**Task description:**
Below are the records. Gather each line that holds "value".

Dataset records
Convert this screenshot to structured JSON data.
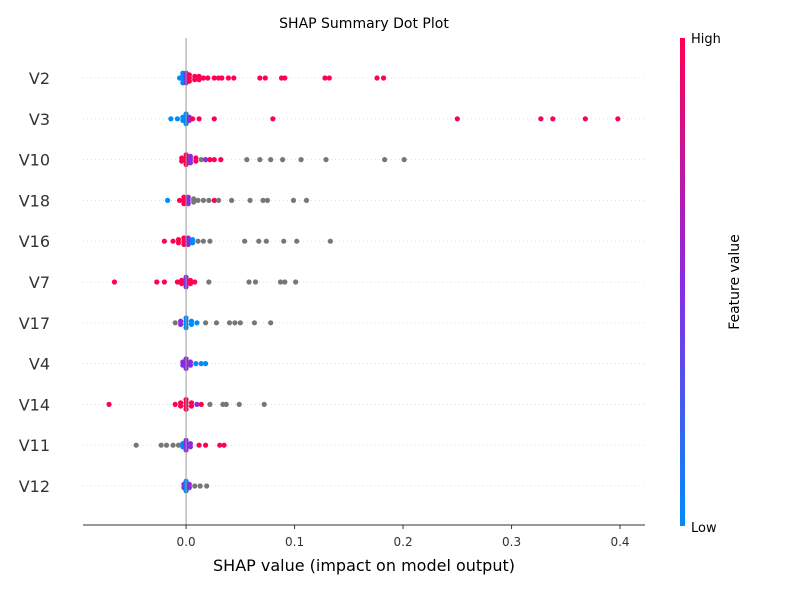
{
  "chart_data": {
    "type": "scatter",
    "title": "SHAP Summary Dot Plot",
    "xlabel": "SHAP value (impact on model output)",
    "xlim": [
      -0.095,
      0.423
    ],
    "xticks": [
      0.0,
      0.1,
      0.2,
      0.3,
      0.4
    ],
    "xtick_labels": [
      "0.0",
      "0.1",
      "0.2",
      "0.3",
      "0.4"
    ],
    "colorbar": {
      "label": "Feature value",
      "high": "High",
      "low": "Low",
      "high_color": "#ff0052",
      "mid_color": "#8a2be2",
      "low_color": "#008bfb"
    },
    "missing_color": "#777777",
    "grid": false,
    "features": [
      {
        "name": "V2",
        "points": [
          [
            -0.006,
            "b",
            1
          ],
          [
            -0.003,
            "b",
            4
          ],
          [
            0.0,
            "m",
            4
          ],
          [
            0.003,
            "r",
            3
          ],
          [
            0.008,
            "r",
            2
          ],
          [
            0.012,
            "r",
            2
          ],
          [
            0.016,
            "r",
            1
          ],
          [
            0.02,
            "r",
            1
          ],
          [
            0.026,
            "r",
            1
          ],
          [
            0.03,
            "r",
            1
          ],
          [
            0.033,
            "r",
            1
          ],
          [
            0.039,
            "r",
            1
          ],
          [
            0.044,
            "r",
            1
          ],
          [
            0.068,
            "r",
            1
          ],
          [
            0.073,
            "r",
            1
          ],
          [
            0.088,
            "r",
            1
          ],
          [
            0.091,
            "r",
            1
          ],
          [
            0.128,
            "r",
            1
          ],
          [
            0.132,
            "r",
            1
          ],
          [
            0.176,
            "r",
            1
          ],
          [
            0.182,
            "r",
            1
          ]
        ]
      },
      {
        "name": "V3",
        "points": [
          [
            -0.014,
            "b",
            1
          ],
          [
            -0.008,
            "b",
            1
          ],
          [
            -0.003,
            "b",
            2
          ],
          [
            0.0,
            "b",
            4
          ],
          [
            0.003,
            "m",
            2
          ],
          [
            0.006,
            "r",
            1
          ],
          [
            0.012,
            "r",
            1
          ],
          [
            0.026,
            "r",
            1
          ],
          [
            0.08,
            "r",
            1
          ],
          [
            0.25,
            "r",
            1
          ],
          [
            0.327,
            "r",
            1
          ],
          [
            0.338,
            "r",
            1
          ],
          [
            0.368,
            "r",
            1
          ],
          [
            0.398,
            "r",
            1
          ]
        ]
      },
      {
        "name": "V10",
        "points": [
          [
            -0.004,
            "r",
            2
          ],
          [
            0.0,
            "r",
            4
          ],
          [
            0.004,
            "m",
            3
          ],
          [
            0.009,
            "r",
            2
          ],
          [
            0.014,
            "g",
            1
          ],
          [
            0.018,
            "m",
            1
          ],
          [
            0.022,
            "r",
            1
          ],
          [
            0.026,
            "r",
            1
          ],
          [
            0.032,
            "r",
            1
          ],
          [
            0.056,
            "g",
            1
          ],
          [
            0.068,
            "g",
            1
          ],
          [
            0.078,
            "g",
            1
          ],
          [
            0.089,
            "g",
            1
          ],
          [
            0.106,
            "g",
            1
          ],
          [
            0.129,
            "g",
            1
          ],
          [
            0.183,
            "g",
            1
          ],
          [
            0.201,
            "g",
            1
          ]
        ]
      },
      {
        "name": "V18",
        "points": [
          [
            -0.017,
            "b",
            1
          ],
          [
            -0.006,
            "r",
            1
          ],
          [
            -0.002,
            "r",
            3
          ],
          [
            0.002,
            "m",
            3
          ],
          [
            0.007,
            "g",
            2
          ],
          [
            0.011,
            "g",
            1
          ],
          [
            0.016,
            "g",
            1
          ],
          [
            0.021,
            "g",
            1
          ],
          [
            0.026,
            "r",
            1
          ],
          [
            0.03,
            "g",
            1
          ],
          [
            0.042,
            "g",
            1
          ],
          [
            0.059,
            "g",
            1
          ],
          [
            0.071,
            "g",
            1
          ],
          [
            0.075,
            "g",
            1
          ],
          [
            0.099,
            "g",
            1
          ],
          [
            0.111,
            "g",
            1
          ]
        ]
      },
      {
        "name": "V16",
        "points": [
          [
            -0.02,
            "r",
            1
          ],
          [
            -0.012,
            "r",
            1
          ],
          [
            -0.007,
            "r",
            2
          ],
          [
            -0.002,
            "r",
            3
          ],
          [
            0.002,
            "m",
            3
          ],
          [
            0.006,
            "b",
            2
          ],
          [
            0.011,
            "g",
            1
          ],
          [
            0.016,
            "g",
            1
          ],
          [
            0.022,
            "g",
            1
          ],
          [
            0.054,
            "g",
            1
          ],
          [
            0.067,
            "g",
            1
          ],
          [
            0.074,
            "g",
            1
          ],
          [
            0.09,
            "g",
            1
          ],
          [
            0.102,
            "g",
            1
          ],
          [
            0.133,
            "g",
            1
          ]
        ]
      },
      {
        "name": "V7",
        "points": [
          [
            -0.066,
            "r",
            1
          ],
          [
            -0.027,
            "r",
            1
          ],
          [
            -0.02,
            "r",
            1
          ],
          [
            -0.008,
            "r",
            1
          ],
          [
            -0.004,
            "r",
            2
          ],
          [
            0.0,
            "m",
            4
          ],
          [
            0.004,
            "r",
            2
          ],
          [
            0.008,
            "r",
            1
          ],
          [
            0.021,
            "g",
            1
          ],
          [
            0.058,
            "g",
            1
          ],
          [
            0.064,
            "g",
            1
          ],
          [
            0.087,
            "g",
            1
          ],
          [
            0.091,
            "g",
            1
          ],
          [
            0.101,
            "g",
            1
          ]
        ]
      },
      {
        "name": "V17",
        "points": [
          [
            -0.01,
            "g",
            1
          ],
          [
            -0.005,
            "m",
            2
          ],
          [
            0.0,
            "b",
            4
          ],
          [
            0.005,
            "b",
            2
          ],
          [
            0.01,
            "b",
            1
          ],
          [
            0.018,
            "g",
            1
          ],
          [
            0.028,
            "g",
            1
          ],
          [
            0.04,
            "g",
            1
          ],
          [
            0.045,
            "g",
            1
          ],
          [
            0.05,
            "g",
            1
          ],
          [
            0.063,
            "g",
            1
          ],
          [
            0.078,
            "g",
            1
          ]
        ]
      },
      {
        "name": "V4",
        "points": [
          [
            -0.003,
            "m",
            2
          ],
          [
            0.0,
            "m",
            4
          ],
          [
            0.004,
            "m",
            2
          ],
          [
            0.009,
            "b",
            1
          ],
          [
            0.014,
            "b",
            1
          ],
          [
            0.018,
            "b",
            1
          ]
        ]
      },
      {
        "name": "V14",
        "points": [
          [
            -0.071,
            "r",
            1
          ],
          [
            -0.01,
            "r",
            1
          ],
          [
            -0.005,
            "r",
            2
          ],
          [
            0.0,
            "r",
            4
          ],
          [
            0.005,
            "r",
            2
          ],
          [
            0.01,
            "m",
            1
          ],
          [
            0.014,
            "r",
            1
          ],
          [
            0.022,
            "g",
            1
          ],
          [
            0.034,
            "g",
            1
          ],
          [
            0.037,
            "g",
            1
          ],
          [
            0.049,
            "g",
            1
          ],
          [
            0.072,
            "g",
            1
          ]
        ]
      },
      {
        "name": "V11",
        "points": [
          [
            -0.046,
            "g",
            1
          ],
          [
            -0.023,
            "g",
            1
          ],
          [
            -0.018,
            "g",
            1
          ],
          [
            -0.012,
            "g",
            1
          ],
          [
            -0.007,
            "g",
            1
          ],
          [
            -0.003,
            "b",
            2
          ],
          [
            0.0,
            "m",
            4
          ],
          [
            0.004,
            "m",
            2
          ],
          [
            0.012,
            "r",
            1
          ],
          [
            0.018,
            "r",
            1
          ],
          [
            0.031,
            "r",
            1
          ],
          [
            0.035,
            "r",
            1
          ]
        ]
      },
      {
        "name": "V12",
        "points": [
          [
            -0.002,
            "m",
            2
          ],
          [
            0.0,
            "b",
            4
          ],
          [
            0.003,
            "m",
            2
          ],
          [
            0.008,
            "g",
            1
          ],
          [
            0.013,
            "g",
            1
          ],
          [
            0.019,
            "g",
            1
          ]
        ]
      }
    ]
  }
}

**Result for this exercise:**
    "xlabel": "SHAP value (impact on model output)",
      "label": "Feature value",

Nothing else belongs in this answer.